++++ Dataset rows ++++

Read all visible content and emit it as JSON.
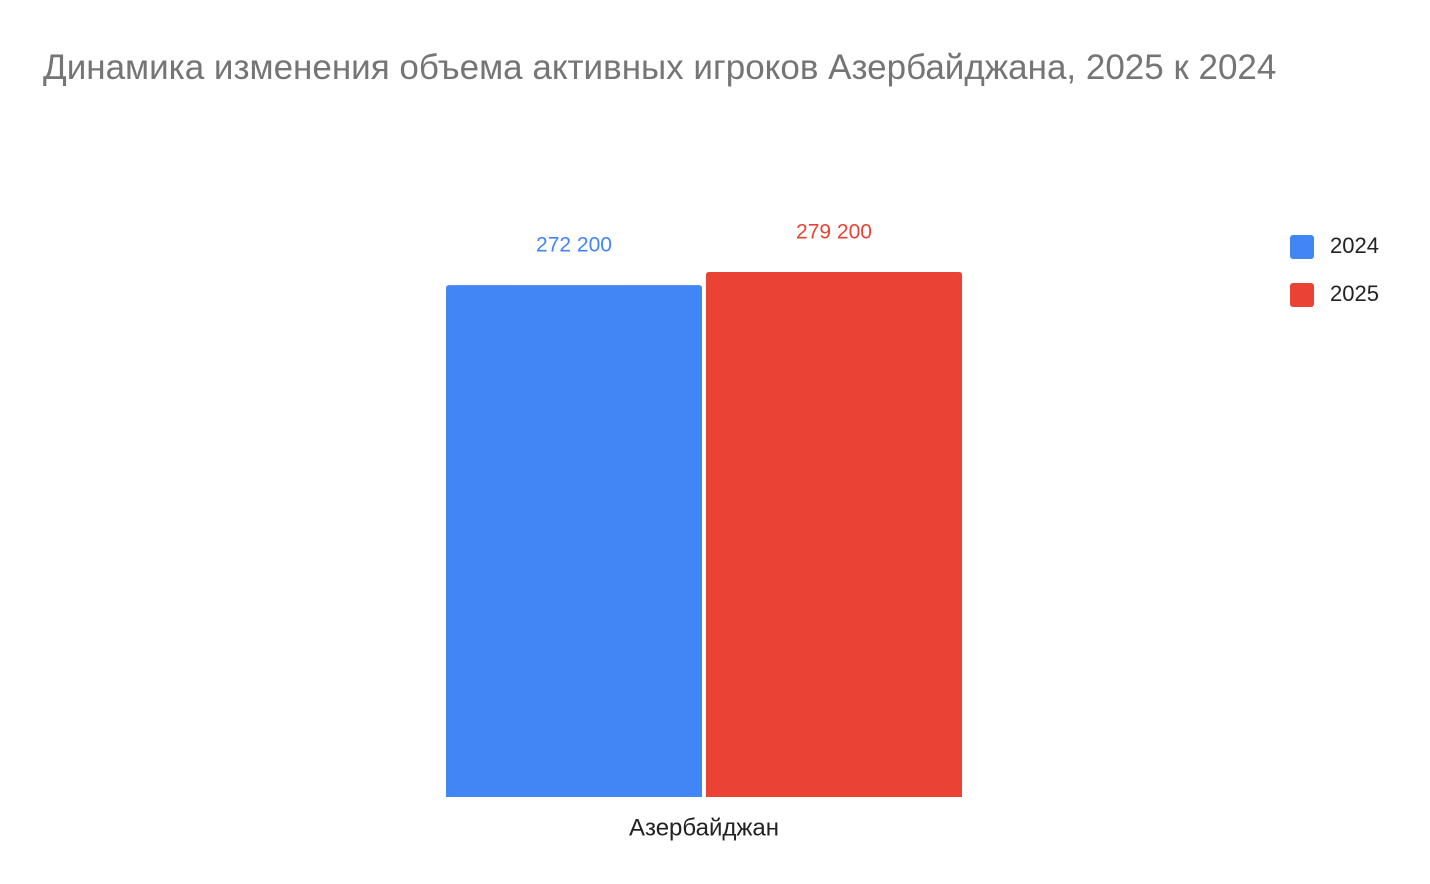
{
  "chart_data": {
    "type": "bar",
    "title": "Динамика изменения объема активных игроков Азербайджана, 2025 к 2024",
    "categories": [
      "Азербайджан"
    ],
    "series": [
      {
        "name": "2024",
        "color": "#4285f4",
        "values": [
          272200
        ],
        "value_labels": [
          "272 200"
        ]
      },
      {
        "name": "2025",
        "color": "#ea4335",
        "values": [
          279200
        ],
        "value_labels": [
          "279 200"
        ]
      }
    ],
    "legend": "right"
  }
}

++++

**Task details**:
Go through the listing above and quote it exactly, apart from its images.

**Reply**:
Read all visible content and emit it as JSON.
{
  "chart_data": {
    "type": "bar",
    "title": "Динамика изменения объема активных игроков Азербайджана, 2025 к 2024",
    "categories": [
      "Азербайджан"
    ],
    "series": [
      {
        "name": "2024",
        "color": "#4285f4",
        "values": [
          272200
        ],
        "value_labels": [
          "272 200"
        ]
      },
      {
        "name": "2025",
        "color": "#ea4335",
        "values": [
          279200
        ],
        "value_labels": [
          "279 200"
        ]
      }
    ],
    "legend": "right"
  }
}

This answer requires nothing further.